The exercise
Return the records that follow unaltered. Omit every picture.

(Collected data entries)
>> Begin
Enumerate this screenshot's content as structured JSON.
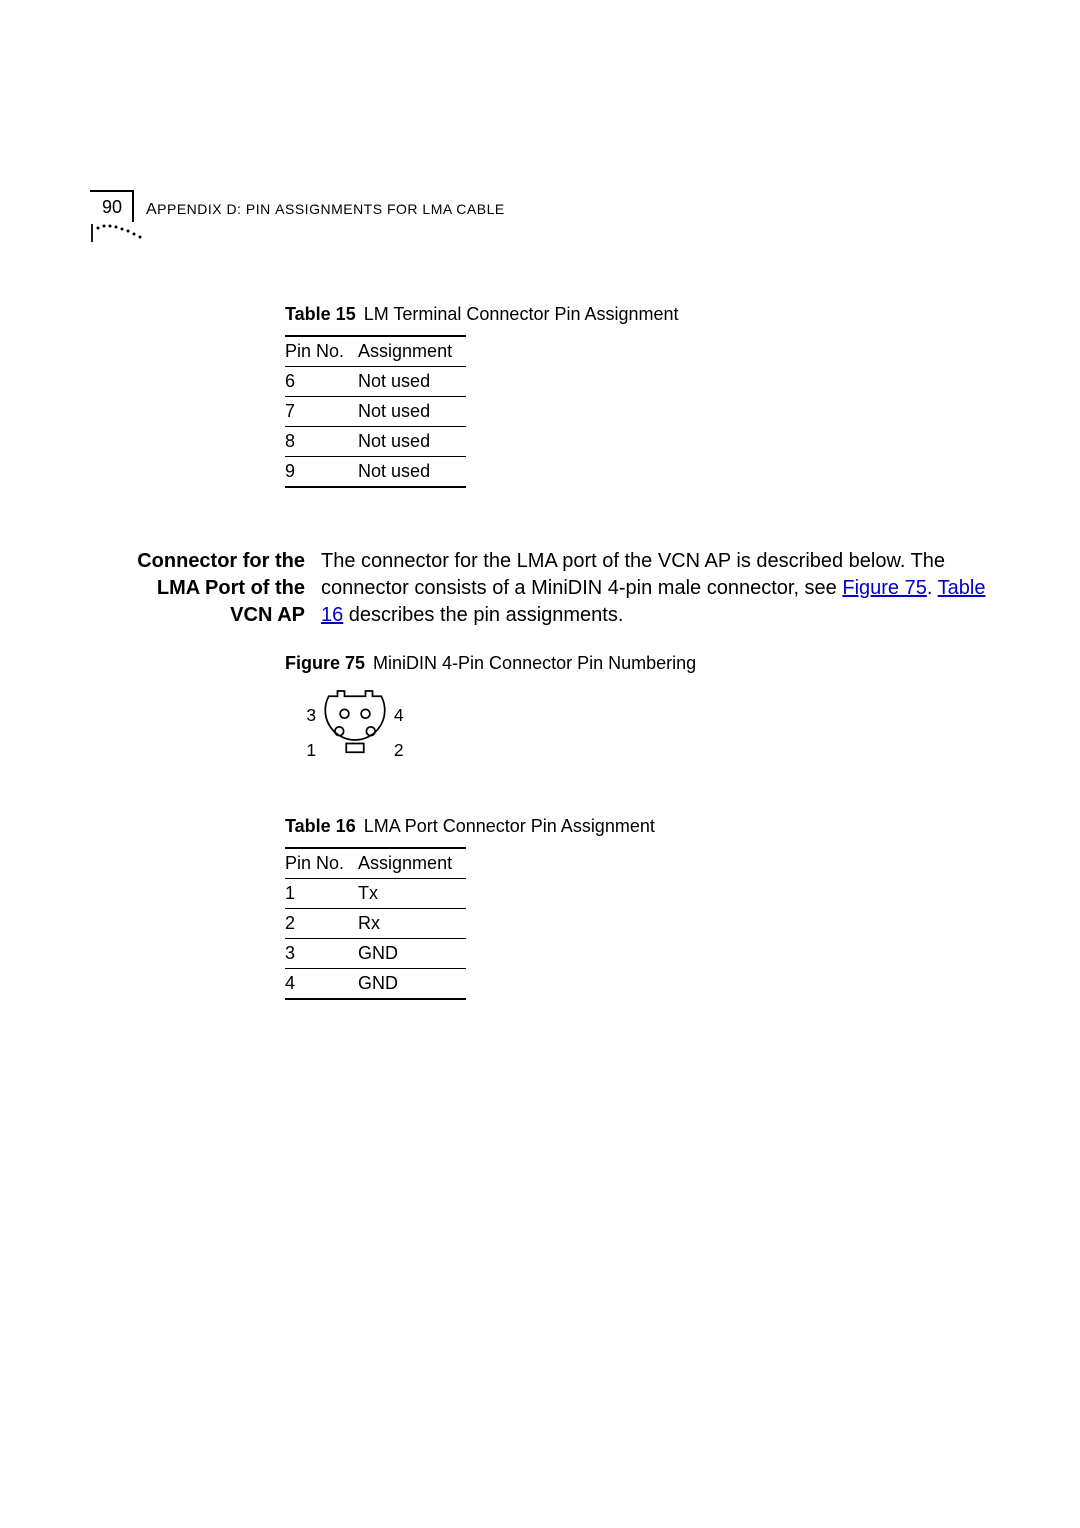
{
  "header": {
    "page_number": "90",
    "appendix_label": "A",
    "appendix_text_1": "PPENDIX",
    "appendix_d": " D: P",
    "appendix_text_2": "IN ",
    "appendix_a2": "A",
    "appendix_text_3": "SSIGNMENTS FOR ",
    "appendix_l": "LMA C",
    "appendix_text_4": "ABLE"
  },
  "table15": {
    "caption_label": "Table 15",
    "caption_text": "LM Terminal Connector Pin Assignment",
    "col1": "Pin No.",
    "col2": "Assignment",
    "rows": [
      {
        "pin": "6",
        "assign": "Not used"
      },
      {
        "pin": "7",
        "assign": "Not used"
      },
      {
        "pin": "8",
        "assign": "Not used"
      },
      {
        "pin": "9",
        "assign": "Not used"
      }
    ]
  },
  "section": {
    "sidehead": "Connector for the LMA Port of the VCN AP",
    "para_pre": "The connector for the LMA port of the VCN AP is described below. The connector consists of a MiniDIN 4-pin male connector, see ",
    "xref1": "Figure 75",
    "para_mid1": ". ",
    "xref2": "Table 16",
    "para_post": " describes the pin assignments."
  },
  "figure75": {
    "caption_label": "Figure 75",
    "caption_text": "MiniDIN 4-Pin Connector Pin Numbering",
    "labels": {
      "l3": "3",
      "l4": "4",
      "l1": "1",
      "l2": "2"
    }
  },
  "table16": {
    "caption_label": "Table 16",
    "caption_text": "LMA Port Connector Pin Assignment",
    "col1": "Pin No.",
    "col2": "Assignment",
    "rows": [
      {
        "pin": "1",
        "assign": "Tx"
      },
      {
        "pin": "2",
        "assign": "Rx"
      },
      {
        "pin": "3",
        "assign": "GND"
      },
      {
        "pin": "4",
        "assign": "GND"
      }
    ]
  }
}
>> End
Answer to this task
Enumerate this screenshot's content as structured JSON.
{
  "header": {
    "page_number": "90",
    "appendix_label": "A",
    "appendix_text_1": "PPENDIX",
    "appendix_d": " D: P",
    "appendix_text_2": "IN ",
    "appendix_a2": "A",
    "appendix_text_3": "SSIGNMENTS FOR ",
    "appendix_l": "LMA C",
    "appendix_text_4": "ABLE"
  },
  "table15": {
    "caption_label": "Table 15",
    "caption_text": "LM Terminal Connector Pin Assignment",
    "col1": "Pin No.",
    "col2": "Assignment",
    "rows": [
      {
        "pin": "6",
        "assign": "Not used"
      },
      {
        "pin": "7",
        "assign": "Not used"
      },
      {
        "pin": "8",
        "assign": "Not used"
      },
      {
        "pin": "9",
        "assign": "Not used"
      }
    ]
  },
  "section": {
    "sidehead": "Connector for the LMA Port of the VCN AP",
    "para_pre": "The connector for the LMA port of the VCN AP is described below. The connector consists of a MiniDIN 4-pin male connector, see ",
    "xref1": "Figure 75",
    "para_mid1": ". ",
    "xref2": "Table 16",
    "para_post": " describes the pin assignments."
  },
  "figure75": {
    "caption_label": "Figure 75",
    "caption_text": "MiniDIN 4-Pin Connector Pin Numbering",
    "labels": {
      "l3": "3",
      "l4": "4",
      "l1": "1",
      "l2": "2"
    }
  },
  "table16": {
    "caption_label": "Table 16",
    "caption_text": "LMA Port Connector Pin Assignment",
    "col1": "Pin No.",
    "col2": "Assignment",
    "rows": [
      {
        "pin": "1",
        "assign": "Tx"
      },
      {
        "pin": "2",
        "assign": "Rx"
      },
      {
        "pin": "3",
        "assign": "GND"
      },
      {
        "pin": "4",
        "assign": "GND"
      }
    ]
  }
}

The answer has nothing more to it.